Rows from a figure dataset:
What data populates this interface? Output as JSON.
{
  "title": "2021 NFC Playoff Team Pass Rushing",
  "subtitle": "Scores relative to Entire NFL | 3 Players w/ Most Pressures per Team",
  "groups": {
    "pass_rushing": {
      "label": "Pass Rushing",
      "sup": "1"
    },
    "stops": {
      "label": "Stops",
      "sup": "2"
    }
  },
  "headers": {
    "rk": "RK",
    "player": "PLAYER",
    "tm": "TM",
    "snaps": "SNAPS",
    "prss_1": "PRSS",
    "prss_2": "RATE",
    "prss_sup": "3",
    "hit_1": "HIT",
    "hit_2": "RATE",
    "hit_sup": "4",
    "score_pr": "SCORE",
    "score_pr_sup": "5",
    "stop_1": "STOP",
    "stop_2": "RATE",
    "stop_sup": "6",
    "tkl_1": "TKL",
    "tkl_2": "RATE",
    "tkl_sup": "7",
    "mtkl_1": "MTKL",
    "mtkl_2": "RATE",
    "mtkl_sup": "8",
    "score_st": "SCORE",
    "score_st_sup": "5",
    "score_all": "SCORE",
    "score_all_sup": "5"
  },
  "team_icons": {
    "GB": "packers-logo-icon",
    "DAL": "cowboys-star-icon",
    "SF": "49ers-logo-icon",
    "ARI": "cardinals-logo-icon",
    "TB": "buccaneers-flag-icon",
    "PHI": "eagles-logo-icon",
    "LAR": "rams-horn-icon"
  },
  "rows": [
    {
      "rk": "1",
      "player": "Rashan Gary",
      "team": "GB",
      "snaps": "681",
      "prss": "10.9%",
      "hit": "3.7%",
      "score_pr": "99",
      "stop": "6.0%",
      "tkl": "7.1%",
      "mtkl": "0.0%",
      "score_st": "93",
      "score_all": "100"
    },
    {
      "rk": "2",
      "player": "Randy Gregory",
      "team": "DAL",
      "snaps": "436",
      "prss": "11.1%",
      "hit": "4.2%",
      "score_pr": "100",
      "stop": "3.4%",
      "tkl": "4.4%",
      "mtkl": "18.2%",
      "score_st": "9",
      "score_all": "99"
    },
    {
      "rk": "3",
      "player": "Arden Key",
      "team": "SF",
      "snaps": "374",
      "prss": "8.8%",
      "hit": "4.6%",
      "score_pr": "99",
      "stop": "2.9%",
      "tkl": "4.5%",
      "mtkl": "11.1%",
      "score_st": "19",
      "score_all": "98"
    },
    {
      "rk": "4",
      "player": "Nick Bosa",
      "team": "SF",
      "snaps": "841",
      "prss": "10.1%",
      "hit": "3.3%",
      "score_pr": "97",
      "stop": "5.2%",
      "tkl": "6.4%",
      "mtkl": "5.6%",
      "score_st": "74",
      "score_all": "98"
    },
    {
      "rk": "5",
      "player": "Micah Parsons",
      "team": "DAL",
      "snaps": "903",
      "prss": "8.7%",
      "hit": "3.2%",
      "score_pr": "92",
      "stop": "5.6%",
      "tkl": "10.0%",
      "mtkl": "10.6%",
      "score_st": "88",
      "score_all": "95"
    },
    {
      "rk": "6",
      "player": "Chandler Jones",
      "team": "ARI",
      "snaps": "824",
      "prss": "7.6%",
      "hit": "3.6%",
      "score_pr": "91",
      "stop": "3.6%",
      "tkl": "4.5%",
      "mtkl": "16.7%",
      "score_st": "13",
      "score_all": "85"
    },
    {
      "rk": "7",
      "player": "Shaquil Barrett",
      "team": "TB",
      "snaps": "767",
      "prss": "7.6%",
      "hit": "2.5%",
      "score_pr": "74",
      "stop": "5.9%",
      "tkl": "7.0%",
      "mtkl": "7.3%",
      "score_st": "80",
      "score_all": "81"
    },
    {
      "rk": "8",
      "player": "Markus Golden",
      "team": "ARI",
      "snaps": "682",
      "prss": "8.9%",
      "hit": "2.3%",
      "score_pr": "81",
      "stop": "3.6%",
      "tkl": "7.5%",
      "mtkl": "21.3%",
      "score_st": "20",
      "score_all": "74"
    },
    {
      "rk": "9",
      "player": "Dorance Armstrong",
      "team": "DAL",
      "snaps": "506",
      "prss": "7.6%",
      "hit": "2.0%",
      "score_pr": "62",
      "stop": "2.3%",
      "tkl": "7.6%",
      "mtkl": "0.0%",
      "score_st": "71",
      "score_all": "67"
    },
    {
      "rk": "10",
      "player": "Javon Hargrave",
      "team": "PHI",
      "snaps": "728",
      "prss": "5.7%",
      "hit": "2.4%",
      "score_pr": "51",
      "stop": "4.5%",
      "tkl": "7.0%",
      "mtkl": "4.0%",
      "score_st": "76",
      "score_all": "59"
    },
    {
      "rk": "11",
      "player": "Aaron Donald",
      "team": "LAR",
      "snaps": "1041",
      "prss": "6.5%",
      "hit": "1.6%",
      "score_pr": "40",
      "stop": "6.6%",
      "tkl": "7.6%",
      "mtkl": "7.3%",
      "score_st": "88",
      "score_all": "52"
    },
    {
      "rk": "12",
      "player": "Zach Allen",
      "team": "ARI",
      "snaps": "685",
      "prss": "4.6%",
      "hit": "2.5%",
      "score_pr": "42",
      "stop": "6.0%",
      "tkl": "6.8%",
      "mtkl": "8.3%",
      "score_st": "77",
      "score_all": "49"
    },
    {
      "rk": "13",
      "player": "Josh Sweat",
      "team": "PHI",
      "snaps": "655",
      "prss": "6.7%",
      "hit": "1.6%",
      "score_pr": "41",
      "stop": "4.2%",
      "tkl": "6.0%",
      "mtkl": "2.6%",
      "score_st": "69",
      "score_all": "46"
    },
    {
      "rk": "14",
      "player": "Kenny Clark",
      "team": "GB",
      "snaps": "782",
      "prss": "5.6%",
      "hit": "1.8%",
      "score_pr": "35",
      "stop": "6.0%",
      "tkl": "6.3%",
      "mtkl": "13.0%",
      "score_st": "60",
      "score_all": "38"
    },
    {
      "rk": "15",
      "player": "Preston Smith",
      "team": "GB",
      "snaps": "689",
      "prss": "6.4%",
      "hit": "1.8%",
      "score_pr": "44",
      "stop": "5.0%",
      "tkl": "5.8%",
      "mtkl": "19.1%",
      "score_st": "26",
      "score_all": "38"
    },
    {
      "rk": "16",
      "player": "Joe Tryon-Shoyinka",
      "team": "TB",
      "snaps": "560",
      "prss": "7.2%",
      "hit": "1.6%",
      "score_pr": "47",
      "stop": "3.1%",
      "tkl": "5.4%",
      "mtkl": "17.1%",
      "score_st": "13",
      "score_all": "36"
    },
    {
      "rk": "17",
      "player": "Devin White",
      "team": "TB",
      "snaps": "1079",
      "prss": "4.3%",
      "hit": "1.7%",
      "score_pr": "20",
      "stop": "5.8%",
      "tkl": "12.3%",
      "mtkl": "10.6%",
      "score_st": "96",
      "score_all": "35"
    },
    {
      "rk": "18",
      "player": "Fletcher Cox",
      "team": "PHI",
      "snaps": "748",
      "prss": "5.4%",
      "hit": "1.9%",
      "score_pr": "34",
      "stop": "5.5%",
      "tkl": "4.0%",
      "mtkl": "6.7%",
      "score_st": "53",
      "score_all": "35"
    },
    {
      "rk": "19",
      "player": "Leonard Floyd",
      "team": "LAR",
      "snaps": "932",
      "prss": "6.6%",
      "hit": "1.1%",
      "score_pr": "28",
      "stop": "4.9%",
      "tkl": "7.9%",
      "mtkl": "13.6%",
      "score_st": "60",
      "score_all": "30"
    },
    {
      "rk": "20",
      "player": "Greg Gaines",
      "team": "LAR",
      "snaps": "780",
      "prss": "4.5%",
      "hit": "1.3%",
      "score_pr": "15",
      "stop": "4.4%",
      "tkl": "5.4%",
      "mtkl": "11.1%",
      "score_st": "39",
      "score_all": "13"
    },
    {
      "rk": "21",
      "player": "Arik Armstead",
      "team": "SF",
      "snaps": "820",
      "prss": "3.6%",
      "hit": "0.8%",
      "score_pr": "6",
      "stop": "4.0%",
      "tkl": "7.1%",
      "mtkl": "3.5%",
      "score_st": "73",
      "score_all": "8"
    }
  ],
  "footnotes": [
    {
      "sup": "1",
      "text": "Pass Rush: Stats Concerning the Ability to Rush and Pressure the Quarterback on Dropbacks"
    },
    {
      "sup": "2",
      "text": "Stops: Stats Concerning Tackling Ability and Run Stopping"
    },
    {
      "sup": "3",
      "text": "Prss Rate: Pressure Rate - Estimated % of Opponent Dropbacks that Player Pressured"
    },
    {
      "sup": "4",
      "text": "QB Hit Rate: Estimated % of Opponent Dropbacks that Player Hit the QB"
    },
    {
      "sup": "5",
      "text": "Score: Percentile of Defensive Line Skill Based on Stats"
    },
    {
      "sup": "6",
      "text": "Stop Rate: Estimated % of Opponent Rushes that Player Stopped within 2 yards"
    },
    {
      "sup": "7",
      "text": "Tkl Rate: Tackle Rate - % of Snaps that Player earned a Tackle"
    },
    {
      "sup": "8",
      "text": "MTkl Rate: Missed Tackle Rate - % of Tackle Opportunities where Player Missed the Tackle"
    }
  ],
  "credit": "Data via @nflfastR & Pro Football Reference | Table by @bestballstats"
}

» WRITTEN TASK: Each line containing the word "that" counts once; say how many such lines there are, giving only the number.

» FINISHED ANSWER: 4